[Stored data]
^^^^^^^^
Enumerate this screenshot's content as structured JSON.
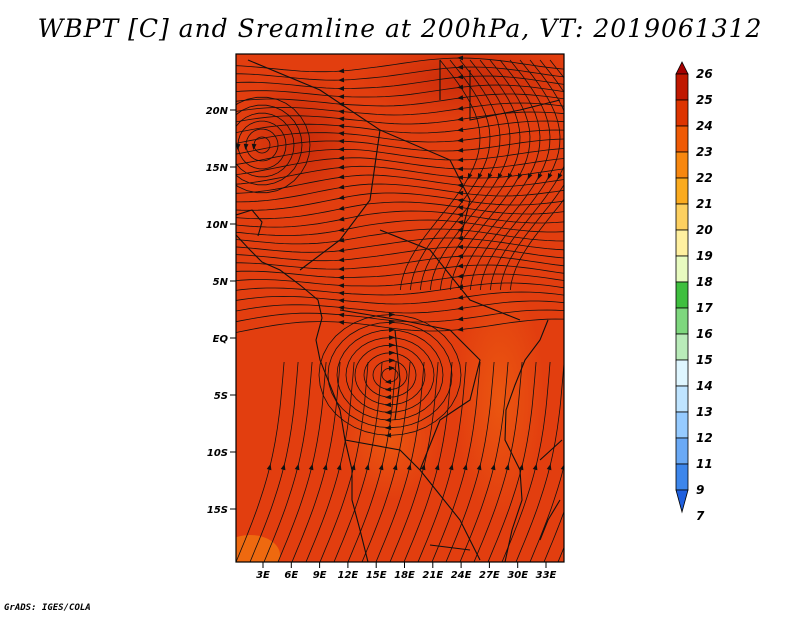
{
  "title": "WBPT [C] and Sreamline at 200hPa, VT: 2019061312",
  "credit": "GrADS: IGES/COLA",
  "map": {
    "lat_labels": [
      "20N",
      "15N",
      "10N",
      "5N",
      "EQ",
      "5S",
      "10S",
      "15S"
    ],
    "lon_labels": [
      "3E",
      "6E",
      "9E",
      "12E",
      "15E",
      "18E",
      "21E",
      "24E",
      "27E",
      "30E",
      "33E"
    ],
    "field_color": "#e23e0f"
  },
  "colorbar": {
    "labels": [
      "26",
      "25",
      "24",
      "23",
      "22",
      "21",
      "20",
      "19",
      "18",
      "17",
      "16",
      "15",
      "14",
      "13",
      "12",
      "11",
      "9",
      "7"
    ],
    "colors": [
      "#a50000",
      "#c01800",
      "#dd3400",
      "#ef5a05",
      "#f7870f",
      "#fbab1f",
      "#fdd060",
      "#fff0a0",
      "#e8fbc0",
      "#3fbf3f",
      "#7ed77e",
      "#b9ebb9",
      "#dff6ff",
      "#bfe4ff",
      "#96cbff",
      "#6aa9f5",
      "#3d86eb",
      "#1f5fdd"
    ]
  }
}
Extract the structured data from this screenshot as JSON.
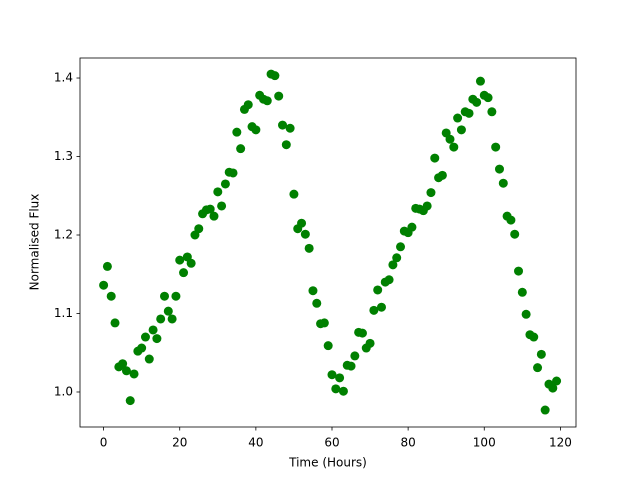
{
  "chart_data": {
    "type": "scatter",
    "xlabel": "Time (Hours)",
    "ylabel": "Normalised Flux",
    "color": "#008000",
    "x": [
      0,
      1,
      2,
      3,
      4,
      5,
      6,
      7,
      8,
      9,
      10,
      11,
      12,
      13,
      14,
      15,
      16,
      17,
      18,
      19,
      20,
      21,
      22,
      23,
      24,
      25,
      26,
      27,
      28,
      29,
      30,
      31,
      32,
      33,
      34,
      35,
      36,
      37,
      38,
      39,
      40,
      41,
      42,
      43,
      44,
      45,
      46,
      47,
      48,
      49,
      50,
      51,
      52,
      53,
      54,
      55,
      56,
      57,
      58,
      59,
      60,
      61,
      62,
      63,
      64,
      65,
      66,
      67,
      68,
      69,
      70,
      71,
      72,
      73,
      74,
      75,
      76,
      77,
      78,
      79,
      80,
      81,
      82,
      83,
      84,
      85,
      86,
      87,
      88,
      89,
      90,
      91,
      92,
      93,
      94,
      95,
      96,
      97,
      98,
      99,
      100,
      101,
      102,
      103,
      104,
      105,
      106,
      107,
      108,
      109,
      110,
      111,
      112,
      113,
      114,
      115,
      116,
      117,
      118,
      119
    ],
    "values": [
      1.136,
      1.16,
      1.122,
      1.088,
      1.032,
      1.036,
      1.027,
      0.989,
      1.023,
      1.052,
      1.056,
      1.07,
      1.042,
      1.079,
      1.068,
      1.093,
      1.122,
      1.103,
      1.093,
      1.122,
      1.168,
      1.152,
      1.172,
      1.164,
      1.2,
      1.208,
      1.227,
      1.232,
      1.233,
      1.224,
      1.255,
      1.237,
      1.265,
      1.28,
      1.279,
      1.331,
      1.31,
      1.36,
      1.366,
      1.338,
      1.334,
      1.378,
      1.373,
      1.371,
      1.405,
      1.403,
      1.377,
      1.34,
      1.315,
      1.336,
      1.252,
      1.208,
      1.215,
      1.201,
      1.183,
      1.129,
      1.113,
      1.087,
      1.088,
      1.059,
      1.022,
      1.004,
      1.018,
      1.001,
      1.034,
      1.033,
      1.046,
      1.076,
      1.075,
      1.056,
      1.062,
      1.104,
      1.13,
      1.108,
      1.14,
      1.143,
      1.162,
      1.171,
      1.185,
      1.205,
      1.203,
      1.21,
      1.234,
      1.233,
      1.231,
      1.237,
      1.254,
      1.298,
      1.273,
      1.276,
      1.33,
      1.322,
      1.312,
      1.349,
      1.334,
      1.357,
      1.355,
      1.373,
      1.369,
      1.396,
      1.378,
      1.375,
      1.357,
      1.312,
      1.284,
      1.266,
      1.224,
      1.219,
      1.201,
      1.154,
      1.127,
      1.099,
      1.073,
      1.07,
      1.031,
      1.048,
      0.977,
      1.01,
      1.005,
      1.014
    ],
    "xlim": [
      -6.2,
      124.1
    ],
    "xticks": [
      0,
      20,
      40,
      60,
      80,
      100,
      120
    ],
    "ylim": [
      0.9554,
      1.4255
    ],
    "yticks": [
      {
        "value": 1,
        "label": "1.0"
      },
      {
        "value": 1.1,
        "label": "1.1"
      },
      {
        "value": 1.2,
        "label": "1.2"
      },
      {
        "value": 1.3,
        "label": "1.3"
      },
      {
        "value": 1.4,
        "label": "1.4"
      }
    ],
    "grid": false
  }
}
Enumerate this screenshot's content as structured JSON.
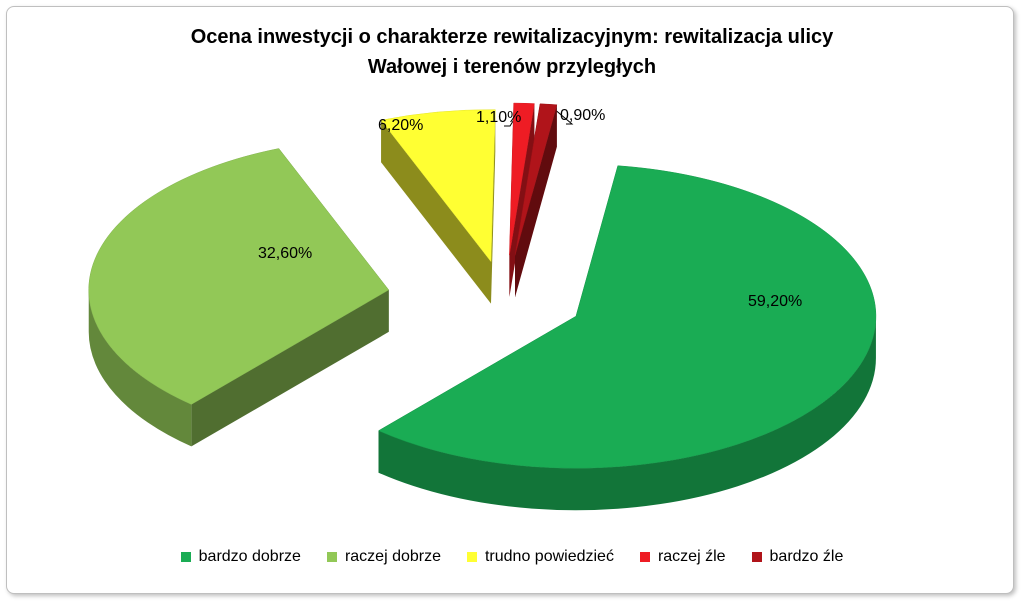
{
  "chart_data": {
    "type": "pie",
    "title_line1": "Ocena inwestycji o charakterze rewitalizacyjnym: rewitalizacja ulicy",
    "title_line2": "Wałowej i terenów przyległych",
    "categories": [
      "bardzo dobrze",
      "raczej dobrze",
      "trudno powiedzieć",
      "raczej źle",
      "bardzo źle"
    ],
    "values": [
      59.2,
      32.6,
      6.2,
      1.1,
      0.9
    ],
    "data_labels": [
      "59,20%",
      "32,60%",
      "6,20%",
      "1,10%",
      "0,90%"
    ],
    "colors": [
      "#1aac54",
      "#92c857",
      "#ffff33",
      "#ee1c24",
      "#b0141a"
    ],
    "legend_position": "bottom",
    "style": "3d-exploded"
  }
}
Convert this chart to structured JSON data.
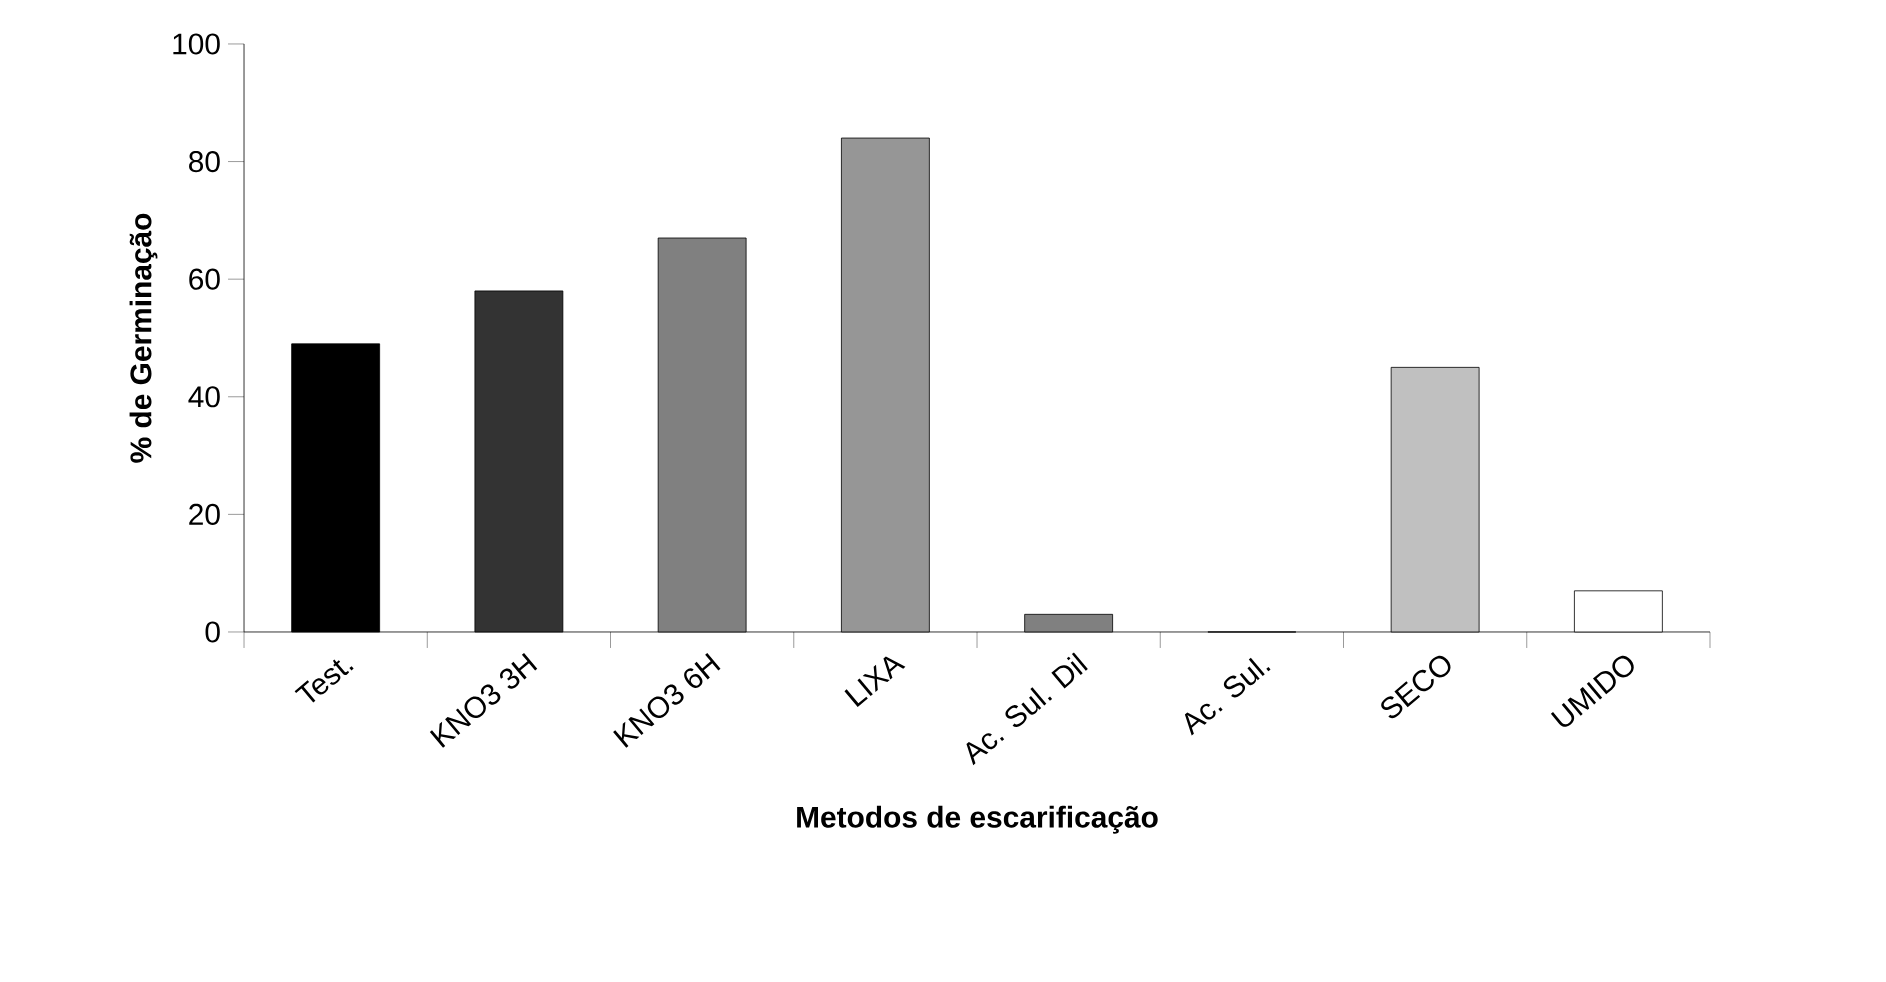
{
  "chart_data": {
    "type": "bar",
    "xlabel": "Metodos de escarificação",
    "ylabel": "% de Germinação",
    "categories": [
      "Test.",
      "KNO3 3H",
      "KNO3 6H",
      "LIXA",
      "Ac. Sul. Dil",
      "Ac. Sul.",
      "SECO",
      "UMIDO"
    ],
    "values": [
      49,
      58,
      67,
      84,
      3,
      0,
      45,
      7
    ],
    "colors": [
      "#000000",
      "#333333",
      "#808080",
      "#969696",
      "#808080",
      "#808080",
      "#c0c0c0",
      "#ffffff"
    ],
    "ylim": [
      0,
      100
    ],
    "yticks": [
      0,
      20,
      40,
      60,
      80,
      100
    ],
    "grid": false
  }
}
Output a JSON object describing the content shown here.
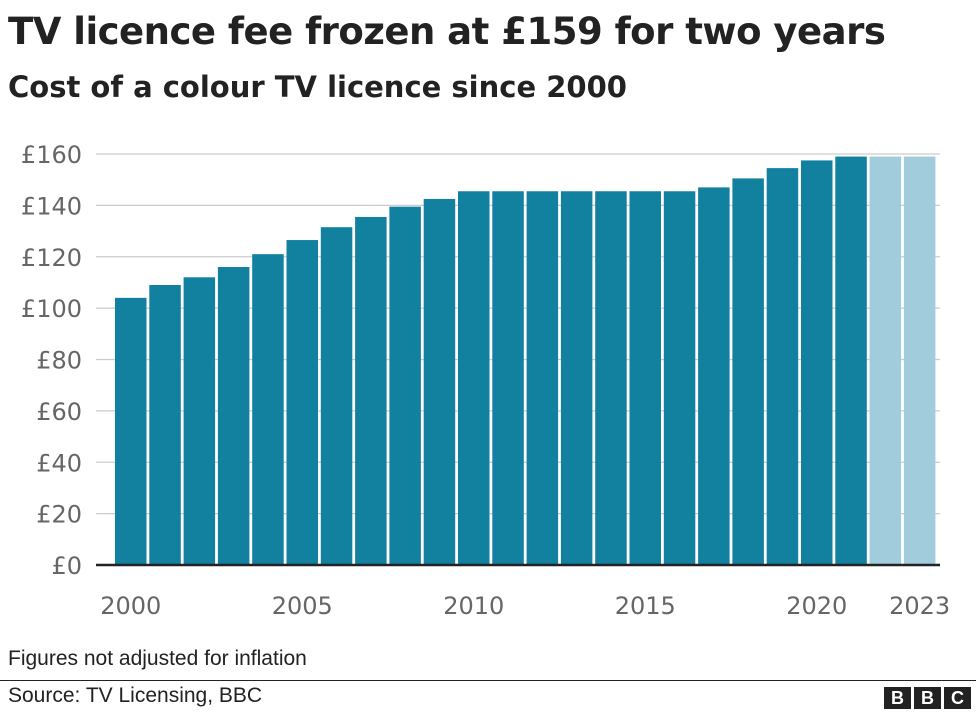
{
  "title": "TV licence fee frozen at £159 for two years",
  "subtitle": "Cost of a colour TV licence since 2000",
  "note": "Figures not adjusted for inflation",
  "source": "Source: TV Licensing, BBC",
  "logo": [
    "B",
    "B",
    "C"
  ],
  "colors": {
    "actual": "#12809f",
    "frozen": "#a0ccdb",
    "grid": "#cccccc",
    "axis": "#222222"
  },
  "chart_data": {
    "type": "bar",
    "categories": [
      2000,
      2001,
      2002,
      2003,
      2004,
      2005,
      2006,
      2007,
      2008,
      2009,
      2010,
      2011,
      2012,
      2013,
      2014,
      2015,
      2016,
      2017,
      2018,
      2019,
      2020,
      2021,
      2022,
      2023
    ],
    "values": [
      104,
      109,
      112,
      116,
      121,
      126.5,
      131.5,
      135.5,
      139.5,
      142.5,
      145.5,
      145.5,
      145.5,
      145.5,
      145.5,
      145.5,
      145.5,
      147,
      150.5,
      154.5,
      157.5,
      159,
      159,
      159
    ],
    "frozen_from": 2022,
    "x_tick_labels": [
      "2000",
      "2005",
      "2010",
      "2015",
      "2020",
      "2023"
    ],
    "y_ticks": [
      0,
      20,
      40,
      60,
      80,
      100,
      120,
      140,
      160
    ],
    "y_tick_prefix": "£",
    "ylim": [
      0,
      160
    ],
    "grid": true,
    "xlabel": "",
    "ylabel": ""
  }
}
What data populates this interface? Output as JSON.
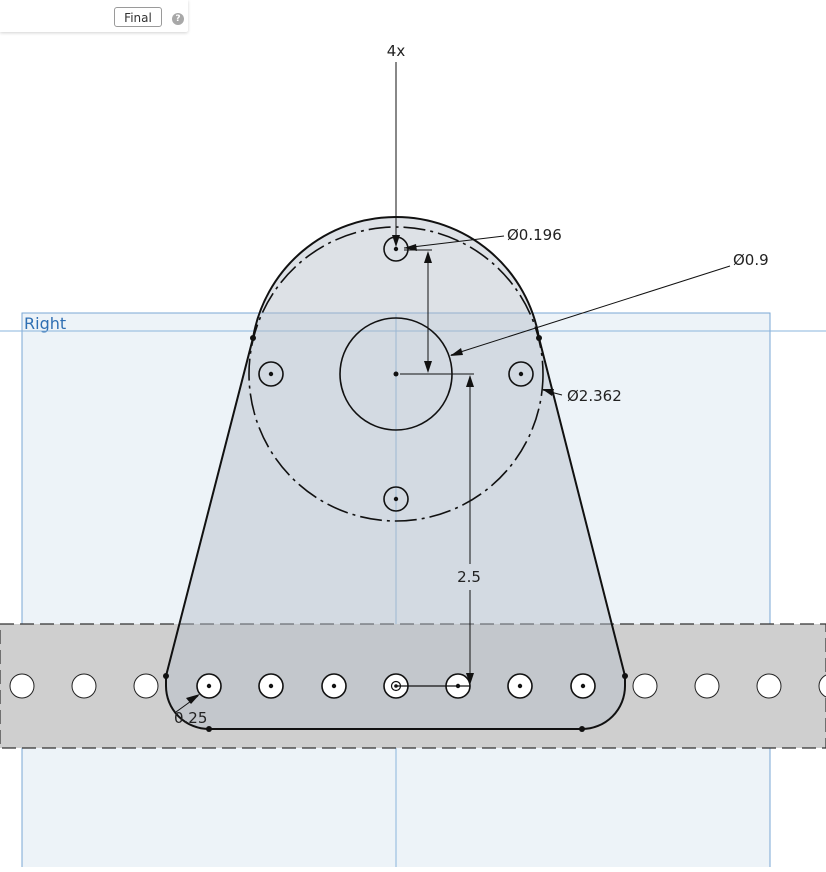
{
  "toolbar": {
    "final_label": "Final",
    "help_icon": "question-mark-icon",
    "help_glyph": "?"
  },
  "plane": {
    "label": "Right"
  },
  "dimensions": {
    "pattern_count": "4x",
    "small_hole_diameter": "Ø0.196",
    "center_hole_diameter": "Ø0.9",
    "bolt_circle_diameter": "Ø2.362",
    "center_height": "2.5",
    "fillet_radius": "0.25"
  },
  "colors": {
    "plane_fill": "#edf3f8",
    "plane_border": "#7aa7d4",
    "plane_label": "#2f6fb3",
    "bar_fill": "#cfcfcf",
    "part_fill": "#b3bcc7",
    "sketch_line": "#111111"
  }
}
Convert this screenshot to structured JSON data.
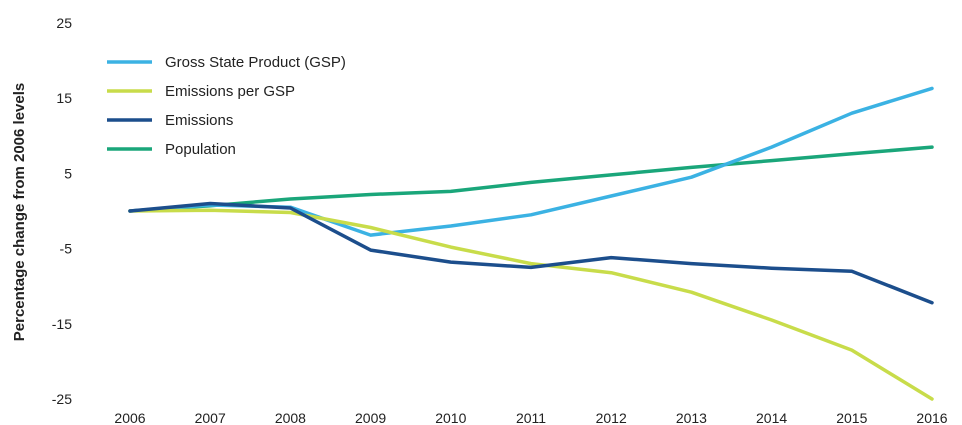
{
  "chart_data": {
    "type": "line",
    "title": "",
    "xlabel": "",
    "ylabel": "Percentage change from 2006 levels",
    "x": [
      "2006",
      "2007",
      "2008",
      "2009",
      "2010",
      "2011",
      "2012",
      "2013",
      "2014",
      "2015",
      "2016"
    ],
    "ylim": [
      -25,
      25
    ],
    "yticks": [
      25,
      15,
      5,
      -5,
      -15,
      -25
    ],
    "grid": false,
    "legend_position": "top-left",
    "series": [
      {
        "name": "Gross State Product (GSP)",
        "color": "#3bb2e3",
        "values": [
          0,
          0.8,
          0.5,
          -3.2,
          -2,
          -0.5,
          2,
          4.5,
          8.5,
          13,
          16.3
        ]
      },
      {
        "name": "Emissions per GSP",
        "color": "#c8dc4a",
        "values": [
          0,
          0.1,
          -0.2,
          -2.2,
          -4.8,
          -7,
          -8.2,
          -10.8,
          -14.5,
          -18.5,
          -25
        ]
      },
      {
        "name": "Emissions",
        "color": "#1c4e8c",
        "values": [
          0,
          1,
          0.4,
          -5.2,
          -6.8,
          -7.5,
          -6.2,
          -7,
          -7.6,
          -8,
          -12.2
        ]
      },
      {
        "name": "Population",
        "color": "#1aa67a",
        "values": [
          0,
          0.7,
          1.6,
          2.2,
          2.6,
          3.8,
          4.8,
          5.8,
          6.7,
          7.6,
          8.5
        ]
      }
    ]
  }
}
^^^^^^^^
* **Exercise directions**
What is the number of lines above that hold the string "ylabel"? Answer with that number alone.

* **Reply to the task**
4